GIVEN INSTRUCTION: Reproduce every entry below precisely. Pictures are excluded from the copy.

Dataset entries
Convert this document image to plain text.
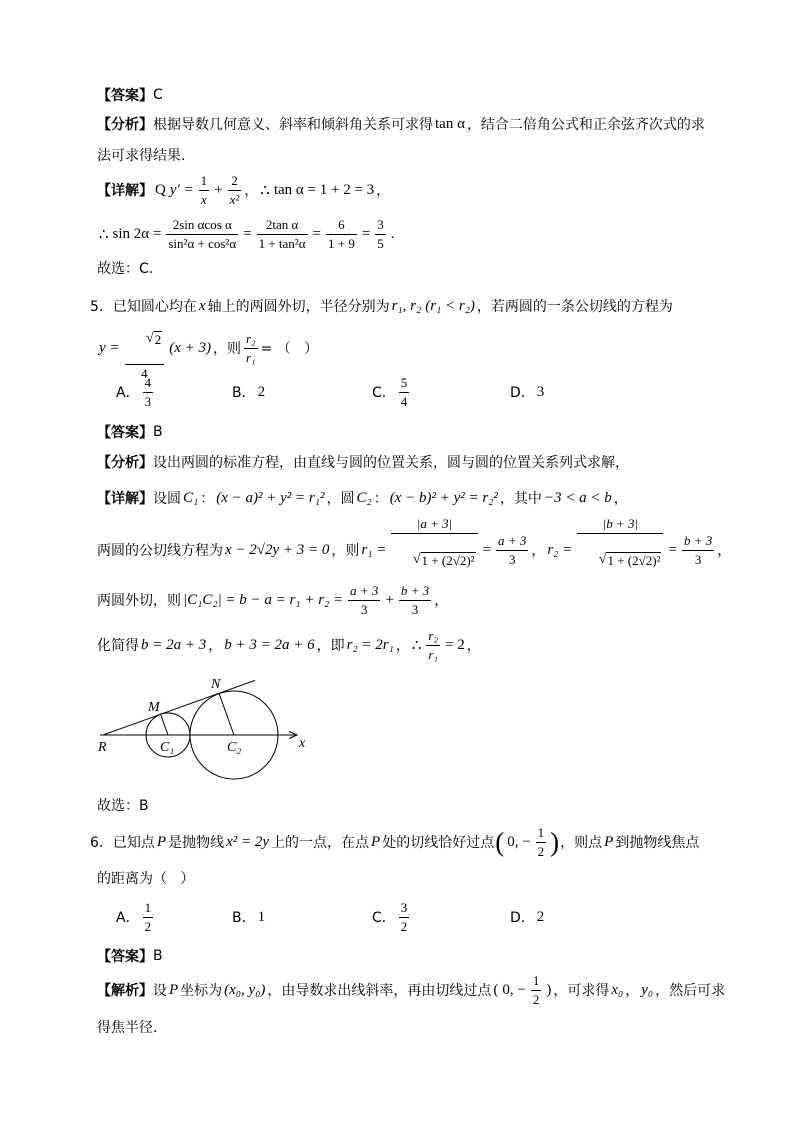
【答案】 C
【分析】 根据导数几何意义、斜率和倾斜角关系可求得 tan α ，结合二倍角公式和正余弦齐次式的求
法可求得结果.
【详解】 Q $y' = \frac{1}{x} + \frac{2}{\text{x²}}$ ， ∴ tan α = 1 + 2 = 3 ，
∴ $\sin 2\alpha = \frac{\text{2sin αcos α}}{\text{sin²α + cos²α}} = \frac{\text{2tan α}}{\text{1 + tan²α}} = \frac{6}{1 + 9} = \frac{3}{5}$ .
故选：C.
5．已知圆心均在 x 轴上的两圆外切，半径分别为 r₁, r₂ (r₁ < r₂) ，若两圆的一条公切线的方程为
y =

$\frac{√ 2}{4} (x + 3)$ ，则 $\frac{\text{r₂}}{\text{r₁}}$ = （   ）
A． $\frac{4}{3}$	B． 2	C． $\frac{5}{4}$	D． 3
【答案】 B
【分析】 设出两圆的标准方程，由直线与圆的位置关系，圆与圆的位置关系列式求解，
【详解】 设圆 C₁ ： (x − a)² + y² = r₁² ，圆 C₂ ： (x − b)² + y² = r₂² ，其中 −3 < a < b ，
两圆的公切线方程为 x − 2√2y + 3 = 0 ，则 $r_1 = \frac{|a + 3|}{\text{√ 1 + (2√2)²}}$

= $\frac{a + 3}{3}$ ， $r_2 = \frac{|b + 3|}{\text{√ 1 + (2√2)²}}$

= $\frac{b + 3}{3}$ ，
两圆外切，则 $|C_1C_2| = b - a = r_1 + r_2 = \frac{a + 3}{3} + \frac{b + 3}{3}$ ，
化简得 b = 2a + 3 ， b + 3 = 2a + 6 ，即 r₂ = 2r₁ ， ∴ $\frac{\text{r₂}}{\text{r₁}} = 2$ ，
R
M
N
C₁	C₂	x
故选：B
6．已知点 P 是抛物线 x² = 2y 上的一点，在点 P 处的切线恰好过点 ( 0, − $\frac{1}{2}$ ) ，则点 P 到抛物线焦点
的距离为（   ）
A． $\frac{1}{2}$	B． 1	C． $\frac{3}{2}$	D． 2
【答案】 B
【解析】 设 P 坐标为 (x₀, y₀) ，由导数求出线斜率，再由切线过点 ( 0, − $\frac{1}{2}$ ) ，可求得 x₀ ， y₀ ，然后可求
得焦半径．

SOLVED PROBLEM:
Convert this document image to plain text.
【答案】 C
【分析】 根据导数几何意义、斜率和倾斜角关系可求得 tan α ，结合二倍角公式和正余弦齐次式的求
法可求得结果.
【详解】 Q $y' = \frac{1}{x} + \frac{2}{\text{x²}}$ ， ∴ tan α = 1 + 2 = 3 ，
∴ $\sin 2\alpha = \frac{\text{2sin αcos α}}{\text{sin²α + cos²α}} = \frac{\text{2tan α}}{\text{1 + tan²α}} = \frac{6}{1 + 9} = \frac{3}{5}$ .
故选：C.
5．已知圆心均在 x 轴上的两圆外切，半径分别为 r₁, r₂ (r₁ < r₂) ，若两圆的一条公切线的方程为
y =

$\frac{√ 2}{4} (x + 3)$ ，则 $\frac{\text{r₂}}{\text{r₁}}$ = （   ）
A． $\frac{4}{3}$	B． 2	C． $\frac{5}{4}$	D． 3
【答案】 B
【分析】 设出两圆的标准方程，由直线与圆的位置关系，圆与圆的位置关系列式求解，
【详解】 设圆 C₁ ： (x − a)² + y² = r₁² ，圆 C₂ ： (x − b)² + y² = r₂² ，其中 −3 < a < b ，
两圆的公切线方程为 x − 2√2y + 3 = 0 ，则 $r_1 = \frac{|a + 3|}{\text{√ 1 + (2√2)²}}$

= $\frac{a + 3}{3}$ ， $r_2 = \frac{|b + 3|}{\text{√ 1 + (2√2)²}}$

= $\frac{b + 3}{3}$ ，
两圆外切，则 $|C_1C_2| = b - a = r_1 + r_2 = \frac{a + 3}{3} + \frac{b + 3}{3}$ ，
化简得 b = 2a + 3 ， b + 3 = 2a + 6 ，即 r₂ = 2r₁ ， ∴ $\frac{\text{r₂}}{\text{r₁}} = 2$ ，
R
M
N
C₁	C₂	x
故选：B
6．已知点 P 是抛物线 x² = 2y 上的一点，在点 P 处的切线恰好过点 ( 0, − $\frac{1}{2}$ ) ，则点 P 到抛物线焦点
的距离为（   ）
A． $\frac{1}{2}$	B． 1	C． $\frac{3}{2}$	D． 2
【答案】 B
【解析】 设 P 坐标为 (x₀, y₀) ，由导数求出线斜率，再由切线过点 ( 0, − $\frac{1}{2}$ ) ，可求得 x₀ ， y₀ ，然后可求
得焦半径．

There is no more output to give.